EXERCISE MATERIALS:
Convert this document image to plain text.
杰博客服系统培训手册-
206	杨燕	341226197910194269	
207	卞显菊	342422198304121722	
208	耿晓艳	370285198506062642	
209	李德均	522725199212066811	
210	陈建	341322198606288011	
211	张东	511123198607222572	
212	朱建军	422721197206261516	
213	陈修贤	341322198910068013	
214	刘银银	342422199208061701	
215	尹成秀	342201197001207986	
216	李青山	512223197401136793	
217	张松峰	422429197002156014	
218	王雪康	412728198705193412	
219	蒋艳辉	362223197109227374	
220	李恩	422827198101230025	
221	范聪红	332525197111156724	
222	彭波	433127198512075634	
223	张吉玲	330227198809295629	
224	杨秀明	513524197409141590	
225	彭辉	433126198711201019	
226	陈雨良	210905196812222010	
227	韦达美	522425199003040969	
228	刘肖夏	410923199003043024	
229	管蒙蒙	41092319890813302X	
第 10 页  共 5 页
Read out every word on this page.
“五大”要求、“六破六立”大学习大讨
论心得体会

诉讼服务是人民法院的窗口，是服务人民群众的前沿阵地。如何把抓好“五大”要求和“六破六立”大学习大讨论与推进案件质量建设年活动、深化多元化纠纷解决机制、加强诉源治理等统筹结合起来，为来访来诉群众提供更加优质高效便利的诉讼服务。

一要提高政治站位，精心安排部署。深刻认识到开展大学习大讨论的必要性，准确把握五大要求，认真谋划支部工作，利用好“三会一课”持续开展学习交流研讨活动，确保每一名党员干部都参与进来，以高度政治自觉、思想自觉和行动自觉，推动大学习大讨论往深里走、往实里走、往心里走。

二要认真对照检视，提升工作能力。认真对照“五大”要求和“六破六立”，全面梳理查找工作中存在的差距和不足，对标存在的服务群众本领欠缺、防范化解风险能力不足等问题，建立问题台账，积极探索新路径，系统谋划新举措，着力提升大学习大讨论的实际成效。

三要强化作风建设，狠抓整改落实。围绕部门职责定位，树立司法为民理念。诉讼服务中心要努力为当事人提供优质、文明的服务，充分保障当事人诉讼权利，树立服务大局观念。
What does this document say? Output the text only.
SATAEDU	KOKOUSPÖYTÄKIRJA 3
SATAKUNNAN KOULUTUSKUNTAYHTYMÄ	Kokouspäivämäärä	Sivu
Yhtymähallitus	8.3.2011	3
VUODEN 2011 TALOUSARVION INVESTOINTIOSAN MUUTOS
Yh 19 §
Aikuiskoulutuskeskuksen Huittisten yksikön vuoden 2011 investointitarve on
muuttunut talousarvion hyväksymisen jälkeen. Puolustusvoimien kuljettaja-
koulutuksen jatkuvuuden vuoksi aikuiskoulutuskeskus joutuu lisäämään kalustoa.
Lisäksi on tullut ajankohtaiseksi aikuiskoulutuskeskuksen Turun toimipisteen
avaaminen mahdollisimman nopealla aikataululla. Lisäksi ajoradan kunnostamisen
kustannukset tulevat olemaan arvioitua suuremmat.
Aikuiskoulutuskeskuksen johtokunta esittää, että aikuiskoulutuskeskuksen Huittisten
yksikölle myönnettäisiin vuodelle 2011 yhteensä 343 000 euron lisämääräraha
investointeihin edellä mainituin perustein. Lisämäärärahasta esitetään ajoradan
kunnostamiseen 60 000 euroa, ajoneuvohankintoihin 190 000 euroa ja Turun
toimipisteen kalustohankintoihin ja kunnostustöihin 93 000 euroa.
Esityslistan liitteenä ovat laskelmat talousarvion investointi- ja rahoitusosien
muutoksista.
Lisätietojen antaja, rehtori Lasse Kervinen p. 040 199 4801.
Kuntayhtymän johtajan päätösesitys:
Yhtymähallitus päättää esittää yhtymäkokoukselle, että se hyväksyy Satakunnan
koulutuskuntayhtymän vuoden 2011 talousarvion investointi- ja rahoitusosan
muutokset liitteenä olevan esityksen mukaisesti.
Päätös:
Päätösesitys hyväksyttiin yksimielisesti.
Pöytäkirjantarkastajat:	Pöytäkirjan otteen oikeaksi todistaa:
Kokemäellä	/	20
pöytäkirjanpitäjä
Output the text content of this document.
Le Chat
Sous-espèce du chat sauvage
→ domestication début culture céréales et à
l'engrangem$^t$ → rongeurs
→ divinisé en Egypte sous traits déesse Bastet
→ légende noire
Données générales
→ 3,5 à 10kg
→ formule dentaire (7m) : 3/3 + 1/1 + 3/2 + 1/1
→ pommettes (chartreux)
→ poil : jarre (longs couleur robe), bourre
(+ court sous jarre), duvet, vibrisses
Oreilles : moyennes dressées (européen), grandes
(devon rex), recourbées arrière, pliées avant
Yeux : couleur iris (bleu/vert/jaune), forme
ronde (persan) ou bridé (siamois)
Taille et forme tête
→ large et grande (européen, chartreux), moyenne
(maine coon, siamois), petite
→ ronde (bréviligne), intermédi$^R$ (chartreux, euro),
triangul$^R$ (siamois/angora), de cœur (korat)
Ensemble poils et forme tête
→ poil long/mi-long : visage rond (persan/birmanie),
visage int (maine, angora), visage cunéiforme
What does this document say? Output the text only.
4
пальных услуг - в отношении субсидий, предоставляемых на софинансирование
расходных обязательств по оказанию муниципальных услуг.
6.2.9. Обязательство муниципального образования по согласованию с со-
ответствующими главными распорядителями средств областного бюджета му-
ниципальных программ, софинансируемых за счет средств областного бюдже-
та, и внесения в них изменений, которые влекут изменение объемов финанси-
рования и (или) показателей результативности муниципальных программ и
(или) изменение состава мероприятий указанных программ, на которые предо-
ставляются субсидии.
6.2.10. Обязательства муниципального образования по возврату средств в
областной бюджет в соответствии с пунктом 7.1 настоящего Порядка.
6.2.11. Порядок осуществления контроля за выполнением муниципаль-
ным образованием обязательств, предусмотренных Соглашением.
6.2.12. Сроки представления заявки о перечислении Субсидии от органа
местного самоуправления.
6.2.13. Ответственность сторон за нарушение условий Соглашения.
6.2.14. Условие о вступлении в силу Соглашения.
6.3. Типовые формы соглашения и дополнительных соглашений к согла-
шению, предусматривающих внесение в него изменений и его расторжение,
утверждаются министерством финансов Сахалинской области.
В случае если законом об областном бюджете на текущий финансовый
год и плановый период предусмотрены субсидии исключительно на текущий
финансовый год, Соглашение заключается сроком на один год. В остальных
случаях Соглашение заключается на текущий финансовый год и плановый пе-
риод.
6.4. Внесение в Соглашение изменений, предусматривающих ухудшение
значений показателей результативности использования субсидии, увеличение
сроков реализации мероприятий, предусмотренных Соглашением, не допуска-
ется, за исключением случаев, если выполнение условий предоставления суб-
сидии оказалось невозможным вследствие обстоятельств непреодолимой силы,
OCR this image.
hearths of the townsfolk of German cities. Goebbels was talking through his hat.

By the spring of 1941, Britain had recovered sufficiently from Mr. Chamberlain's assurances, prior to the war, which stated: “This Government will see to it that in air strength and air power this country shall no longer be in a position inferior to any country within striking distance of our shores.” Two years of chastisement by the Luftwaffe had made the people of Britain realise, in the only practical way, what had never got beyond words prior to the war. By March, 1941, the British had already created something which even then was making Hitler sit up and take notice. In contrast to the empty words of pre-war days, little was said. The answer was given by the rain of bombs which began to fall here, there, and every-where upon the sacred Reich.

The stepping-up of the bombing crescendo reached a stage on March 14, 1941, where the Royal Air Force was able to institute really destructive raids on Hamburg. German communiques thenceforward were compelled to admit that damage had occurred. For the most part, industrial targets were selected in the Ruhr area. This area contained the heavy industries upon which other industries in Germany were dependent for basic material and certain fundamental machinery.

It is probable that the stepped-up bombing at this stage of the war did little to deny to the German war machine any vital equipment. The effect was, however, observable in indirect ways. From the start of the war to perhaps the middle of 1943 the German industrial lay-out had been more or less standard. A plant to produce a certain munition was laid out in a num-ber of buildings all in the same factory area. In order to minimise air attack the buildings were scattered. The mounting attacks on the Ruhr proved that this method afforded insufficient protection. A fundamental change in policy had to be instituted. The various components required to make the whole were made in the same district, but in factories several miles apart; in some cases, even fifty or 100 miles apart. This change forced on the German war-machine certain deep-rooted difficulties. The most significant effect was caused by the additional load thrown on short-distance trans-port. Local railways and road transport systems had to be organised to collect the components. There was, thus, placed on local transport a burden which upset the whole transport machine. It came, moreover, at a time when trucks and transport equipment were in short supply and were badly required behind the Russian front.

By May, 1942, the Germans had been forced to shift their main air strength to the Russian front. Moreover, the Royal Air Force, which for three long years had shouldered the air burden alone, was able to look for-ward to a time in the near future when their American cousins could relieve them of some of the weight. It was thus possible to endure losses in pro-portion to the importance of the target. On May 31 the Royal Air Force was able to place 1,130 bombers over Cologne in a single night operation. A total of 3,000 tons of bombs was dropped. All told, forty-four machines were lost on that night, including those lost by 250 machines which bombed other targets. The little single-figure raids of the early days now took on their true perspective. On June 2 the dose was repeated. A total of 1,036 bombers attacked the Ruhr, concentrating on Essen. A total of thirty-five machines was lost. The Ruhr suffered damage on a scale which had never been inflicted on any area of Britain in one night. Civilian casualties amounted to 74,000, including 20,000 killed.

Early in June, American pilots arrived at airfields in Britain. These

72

GOAL:
Search the records for the word "плановый". Copy every line that has it.

RESPONSE TO THIS EXERCISE:
год и плановый период предусмотрены субсидии исключительно на текущий
случаях Соглашение заключается на текущий финансовый год и плановый пе-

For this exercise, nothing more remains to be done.